Short exercise: Quote the whole listing exactly. Leave the pictures out of your copy.

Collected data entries
■ ■ ■ ■ ■ ■ ■

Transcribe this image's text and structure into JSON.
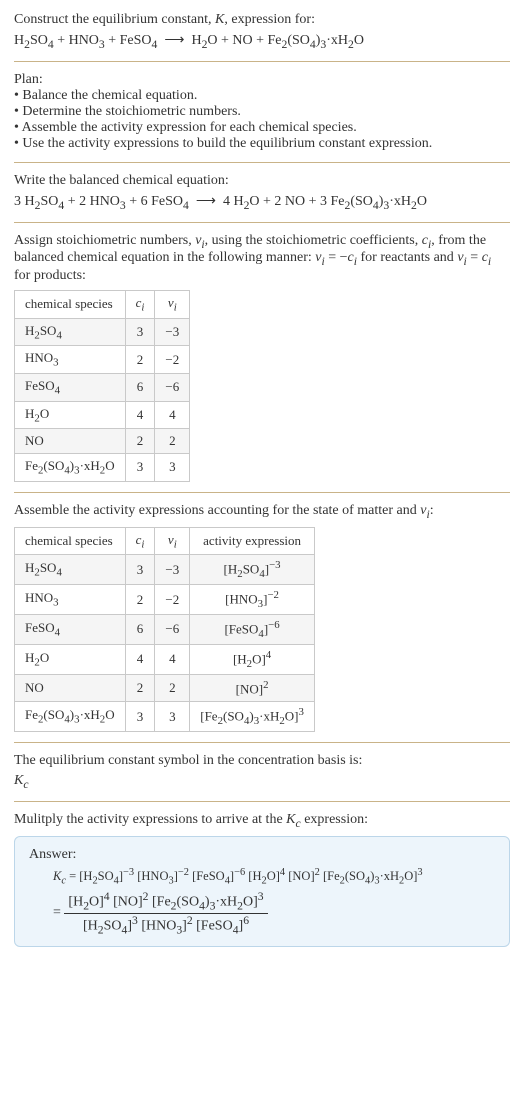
{
  "header": {
    "line1": "Construct the equilibrium constant, <i>K</i>, expression for:",
    "equation": "H<sub>2</sub>SO<sub>4</sub> + HNO<sub>3</sub> + FeSO<sub>4</sub> &nbsp;&#10230;&nbsp; H<sub>2</sub>O + NO + Fe<sub>2</sub>(SO<sub>4</sub>)<sub>3</sub>&middot;xH<sub>2</sub>O"
  },
  "plan": {
    "title": "Plan:",
    "items": [
      "&bull; Balance the chemical equation.",
      "&bull; Determine the stoichiometric numbers.",
      "&bull; Assemble the activity expression for each chemical species.",
      "&bull; Use the activity expressions to build the equilibrium constant expression."
    ]
  },
  "balanced": {
    "title": "Write the balanced chemical equation:",
    "equation": "3 H<sub>2</sub>SO<sub>4</sub> + 2 HNO<sub>3</sub> + 6 FeSO<sub>4</sub> &nbsp;&#10230;&nbsp; 4 H<sub>2</sub>O + 2 NO + 3 Fe<sub>2</sub>(SO<sub>4</sub>)<sub>3</sub>&middot;xH<sub>2</sub>O"
  },
  "stoich_intro": "Assign stoichiometric numbers, <i>&nu;<sub>i</sub></i>, using the stoichiometric coefficients, <i>c<sub>i</sub></i>, from the balanced chemical equation in the following manner: <i>&nu;<sub>i</sub></i> = &minus;<i>c<sub>i</sub></i> for reactants and <i>&nu;<sub>i</sub></i> = <i>c<sub>i</sub></i> for products:",
  "table1": {
    "headers": [
      "chemical species",
      "<i>c<sub>i</sub></i>",
      "<i>&nu;<sub>i</sub></i>"
    ],
    "rows": [
      [
        "H<sub>2</sub>SO<sub>4</sub>",
        "3",
        "&minus;3"
      ],
      [
        "HNO<sub>3</sub>",
        "2",
        "&minus;2"
      ],
      [
        "FeSO<sub>4</sub>",
        "6",
        "&minus;6"
      ],
      [
        "H<sub>2</sub>O",
        "4",
        "4"
      ],
      [
        "NO",
        "2",
        "2"
      ],
      [
        "Fe<sub>2</sub>(SO<sub>4</sub>)<sub>3</sub>&middot;xH<sub>2</sub>O",
        "3",
        "3"
      ]
    ]
  },
  "activity_intro": "Assemble the activity expressions accounting for the state of matter and <i>&nu;<sub>i</sub></i>:",
  "table2": {
    "headers": [
      "chemical species",
      "<i>c<sub>i</sub></i>",
      "<i>&nu;<sub>i</sub></i>",
      "activity expression"
    ],
    "rows": [
      [
        "H<sub>2</sub>SO<sub>4</sub>",
        "3",
        "&minus;3",
        "[H<sub>2</sub>SO<sub>4</sub>]<sup>&minus;3</sup>"
      ],
      [
        "HNO<sub>3</sub>",
        "2",
        "&minus;2",
        "[HNO<sub>3</sub>]<sup>&minus;2</sup>"
      ],
      [
        "FeSO<sub>4</sub>",
        "6",
        "&minus;6",
        "[FeSO<sub>4</sub>]<sup>&minus;6</sup>"
      ],
      [
        "H<sub>2</sub>O",
        "4",
        "4",
        "[H<sub>2</sub>O]<sup>4</sup>"
      ],
      [
        "NO",
        "2",
        "2",
        "[NO]<sup>2</sup>"
      ],
      [
        "Fe<sub>2</sub>(SO<sub>4</sub>)<sub>3</sub>&middot;xH<sub>2</sub>O",
        "3",
        "3",
        "[Fe<sub>2</sub>(SO<sub>4</sub>)<sub>3</sub>&middot;xH<sub>2</sub>O]<sup>3</sup>"
      ]
    ]
  },
  "basis": {
    "line1": "The equilibrium constant symbol in the concentration basis is:",
    "symbol": "<i>K<sub>c</sub></i>"
  },
  "multiply": "Mulitply the activity expressions to arrive at the <i>K<sub>c</sub></i> expression:",
  "answer": {
    "title": "Answer:",
    "line1": "<i>K<sub>c</sub></i> = [H<sub>2</sub>SO<sub>4</sub>]<sup>&minus;3</sup> [HNO<sub>3</sub>]<sup>&minus;2</sup> [FeSO<sub>4</sub>]<sup>&minus;6</sup> [H<sub>2</sub>O]<sup>4</sup> [NO]<sup>2</sup> [Fe<sub>2</sub>(SO<sub>4</sub>)<sub>3</sub>&middot;xH<sub>2</sub>O]<sup>3</sup>",
    "frac_num": "[H<sub>2</sub>O]<sup>4</sup> [NO]<sup>2</sup> [Fe<sub>2</sub>(SO<sub>4</sub>)<sub>3</sub>&middot;xH<sub>2</sub>O]<sup>3</sup>",
    "frac_den": "[H<sub>2</sub>SO<sub>4</sub>]<sup>3</sup> [HNO<sub>3</sub>]<sup>2</sup> [FeSO<sub>4</sub>]<sup>6</sup>"
  },
  "colors": {
    "divider": "#c9b388",
    "answer_bg": "#edf5fb",
    "answer_border": "#bcd6e9",
    "table_border": "#c9c9c9",
    "row_alt": "#f5f5f5",
    "text": "#333333"
  }
}
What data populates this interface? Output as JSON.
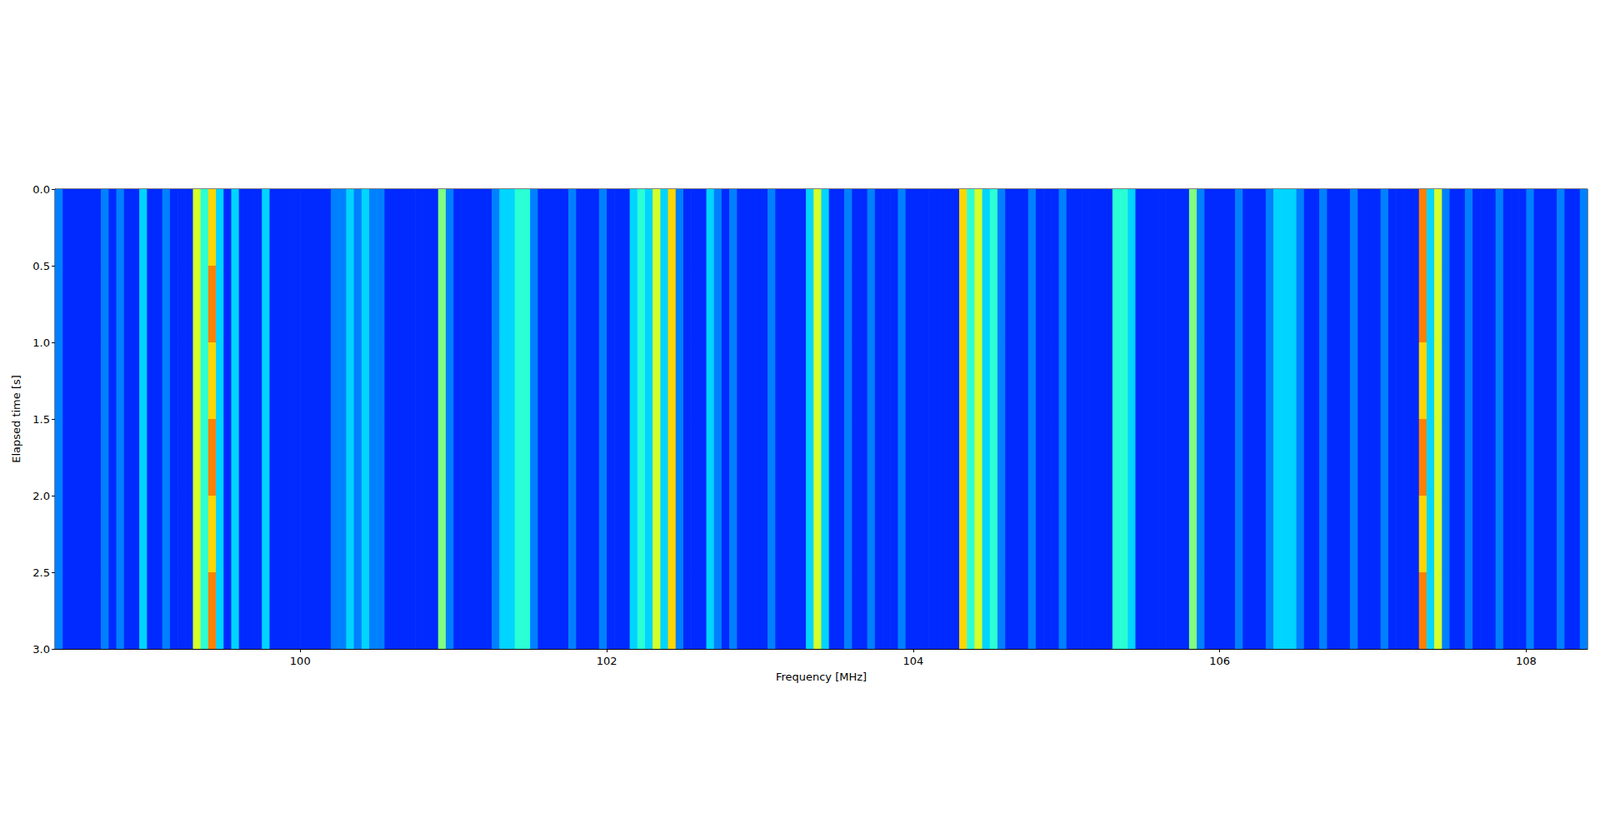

■ ■ ■ ■ ■ ■ ■

Answer in full:
Transcribe this image's text and structure into JSON.
{
  "header": {
    "line1": "Construct the equilibrium constant, <i>K</i>, expression for:",
    "equation": "H<sub>2</sub>SO<sub>4</sub> + HNO<sub>3</sub> + FeSO<sub>4</sub> &nbsp;&#10230;&nbsp; H<sub>2</sub>O + NO + Fe<sub>2</sub>(SO<sub>4</sub>)<sub>3</sub>&middot;xH<sub>2</sub>O"
  },
  "plan": {
    "title": "Plan:",
    "items": [
      "&bull; Balance the chemical equation.",
      "&bull; Determine the stoichiometric numbers.",
      "&bull; Assemble the activity expression for each chemical species.",
      "&bull; Use the activity expressions to build the equilibrium constant expression."
    ]
  },
  "balanced": {
    "title": "Write the balanced chemical equation:",
    "equation": "3 H<sub>2</sub>SO<sub>4</sub> + 2 HNO<sub>3</sub> + 6 FeSO<sub>4</sub> &nbsp;&#10230;&nbsp; 4 H<sub>2</sub>O + 2 NO + 3 Fe<sub>2</sub>(SO<sub>4</sub>)<sub>3</sub>&middot;xH<sub>2</sub>O"
  },
  "stoich_intro": "Assign stoichiometric numbers, <i>&nu;<sub>i</sub></i>, using the stoichiometric coefficients, <i>c<sub>i</sub></i>, from the balanced chemical equation in the following manner: <i>&nu;<sub>i</sub></i> = &minus;<i>c<sub>i</sub></i> for reactants and <i>&nu;<sub>i</sub></i> = <i>c<sub>i</sub></i> for products:",
  "table1": {
    "headers": [
      "chemical species",
      "<i>c<sub>i</sub></i>",
      "<i>&nu;<sub>i</sub></i>"
    ],
    "rows": [
      [
        "H<sub>2</sub>SO<sub>4</sub>",
        "3",
        "&minus;3"
      ],
      [
        "HNO<sub>3</sub>",
        "2",
        "&minus;2"
      ],
      [
        "FeSO<sub>4</sub>",
        "6",
        "&minus;6"
      ],
      [
        "H<sub>2</sub>O",
        "4",
        "4"
      ],
      [
        "NO",
        "2",
        "2"
      ],
      [
        "Fe<sub>2</sub>(SO<sub>4</sub>)<sub>3</sub>&middot;xH<sub>2</sub>O",
        "3",
        "3"
      ]
    ]
  },
  "activity_intro": "Assemble the activity expressions accounting for the state of matter and <i>&nu;<sub>i</sub></i>:",
  "table2": {
    "headers": [
      "chemical species",
      "<i>c<sub>i</sub></i>",
      "<i>&nu;<sub>i</sub></i>",
      "activity expression"
    ],
    "rows": [
      [
        "H<sub>2</sub>SO<sub>4</sub>",
        "3",
        "&minus;3",
        "[H<sub>2</sub>SO<sub>4</sub>]<sup>&minus;3</sup>"
      ],
      [
        "HNO<sub>3</sub>",
        "2",
        "&minus;2",
        "[HNO<sub>3</sub>]<sup>&minus;2</sup>"
      ],
      [
        "FeSO<sub>4</sub>",
        "6",
        "&minus;6",
        "[FeSO<sub>4</sub>]<sup>&minus;6</sup>"
      ],
      [
        "H<sub>2</sub>O",
        "4",
        "4",
        "[H<sub>2</sub>O]<sup>4</sup>"
      ],
      [
        "NO",
        "2",
        "2",
        "[NO]<sup>2</sup>"
      ],
      [
        "Fe<sub>2</sub>(SO<sub>4</sub>)<sub>3</sub>&middot;xH<sub>2</sub>O",
        "3",
        "3",
        "[Fe<sub>2</sub>(SO<sub>4</sub>)<sub>3</sub>&middot;xH<sub>2</sub>O]<sup>3</sup>"
      ]
    ]
  },
  "basis": {
    "line1": "The equilibrium constant symbol in the concentration basis is:",
    "symbol": "<i>K<sub>c</sub></i>"
  },
  "multiply": "Mulitply the activity expressions to arrive at the <i>K<sub>c</sub></i> expression:",
  "answer": {
    "title": "Answer:",
    "line1": "<i>K<sub>c</sub></i> = [H<sub>2</sub>SO<sub>4</sub>]<sup>&minus;3</sup> [HNO<sub>3</sub>]<sup>&minus;2</sup> [FeSO<sub>4</sub>]<sup>&minus;6</sup> [H<sub>2</sub>O]<sup>4</sup> [NO]<sup>2</sup> [Fe<sub>2</sub>(SO<sub>4</sub>)<sub>3</sub>&middot;xH<sub>2</sub>O]<sup>3</sup>",
    "frac_num": "[H<sub>2</sub>O]<sup>4</sup> [NO]<sup>2</sup> [Fe<sub>2</sub>(SO<sub>4</sub>)<sub>3</sub>&middot;xH<sub>2</sub>O]<sup>3</sup>",
    "frac_den": "[H<sub>2</sub>SO<sub>4</sub>]<sup>3</sup> [HNO<sub>3</sub>]<sup>2</sup> [FeSO<sub>4</sub>]<sup>6</sup>"
  },
  "colors": {
    "divider": "#c9b388",
    "answer_bg": "#edf5fb",
    "answer_border": "#bcd6e9",
    "table_border": "#c9c9c9",
    "row_alt": "#f5f5f5",
    "text": "#333333"
  }
}
What data populates this interface? Output as JSON.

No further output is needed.